### Requirements
Wherever the word "this" appears in a line, extract that line.
— START Exercise material —
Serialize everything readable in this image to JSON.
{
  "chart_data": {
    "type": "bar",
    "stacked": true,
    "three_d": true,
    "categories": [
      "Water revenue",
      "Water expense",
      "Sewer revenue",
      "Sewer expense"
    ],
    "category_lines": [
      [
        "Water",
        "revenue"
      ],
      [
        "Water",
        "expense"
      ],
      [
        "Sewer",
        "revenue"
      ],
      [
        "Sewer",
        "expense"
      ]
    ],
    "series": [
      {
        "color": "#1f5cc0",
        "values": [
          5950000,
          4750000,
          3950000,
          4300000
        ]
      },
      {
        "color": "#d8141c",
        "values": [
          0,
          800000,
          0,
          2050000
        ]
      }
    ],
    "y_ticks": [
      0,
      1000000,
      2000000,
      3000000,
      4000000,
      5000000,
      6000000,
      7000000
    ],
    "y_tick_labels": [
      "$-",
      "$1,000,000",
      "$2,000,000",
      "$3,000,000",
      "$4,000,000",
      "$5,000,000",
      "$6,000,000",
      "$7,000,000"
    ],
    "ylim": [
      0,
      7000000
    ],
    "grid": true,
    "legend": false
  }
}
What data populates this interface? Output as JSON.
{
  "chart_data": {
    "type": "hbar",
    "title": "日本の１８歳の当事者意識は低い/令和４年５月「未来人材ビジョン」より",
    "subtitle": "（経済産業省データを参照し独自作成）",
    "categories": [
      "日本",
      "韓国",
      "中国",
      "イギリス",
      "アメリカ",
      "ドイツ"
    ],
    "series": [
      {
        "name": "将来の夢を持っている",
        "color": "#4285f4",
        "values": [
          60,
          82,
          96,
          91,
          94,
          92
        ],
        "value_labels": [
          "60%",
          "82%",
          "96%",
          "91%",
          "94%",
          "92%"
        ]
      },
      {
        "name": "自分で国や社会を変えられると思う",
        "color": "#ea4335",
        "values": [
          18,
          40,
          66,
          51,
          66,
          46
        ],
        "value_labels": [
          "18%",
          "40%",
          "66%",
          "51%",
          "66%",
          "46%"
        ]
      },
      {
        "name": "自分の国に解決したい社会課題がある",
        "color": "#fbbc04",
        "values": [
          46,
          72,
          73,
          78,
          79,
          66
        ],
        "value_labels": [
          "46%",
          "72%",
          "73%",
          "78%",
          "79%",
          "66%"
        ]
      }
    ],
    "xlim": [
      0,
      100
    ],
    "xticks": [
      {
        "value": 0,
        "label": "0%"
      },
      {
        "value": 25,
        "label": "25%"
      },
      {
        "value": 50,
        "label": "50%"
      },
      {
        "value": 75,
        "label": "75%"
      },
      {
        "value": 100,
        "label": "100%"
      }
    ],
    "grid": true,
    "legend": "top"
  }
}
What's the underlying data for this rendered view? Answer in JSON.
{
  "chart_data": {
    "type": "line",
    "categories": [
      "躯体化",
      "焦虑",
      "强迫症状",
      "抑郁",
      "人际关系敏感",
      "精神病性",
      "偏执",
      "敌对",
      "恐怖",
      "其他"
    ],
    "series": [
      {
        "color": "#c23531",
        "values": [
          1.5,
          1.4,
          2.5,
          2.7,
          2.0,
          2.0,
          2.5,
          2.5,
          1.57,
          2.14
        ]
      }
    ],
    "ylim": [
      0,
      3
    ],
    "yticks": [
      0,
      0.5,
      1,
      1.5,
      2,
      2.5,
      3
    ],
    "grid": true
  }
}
— END Exercise material —
### Result of the task
Serialize everything readable in this image to JSON.
What data populates this interface? Output as JSON.
What's the underlying data for this rendered view? Answer in JSON.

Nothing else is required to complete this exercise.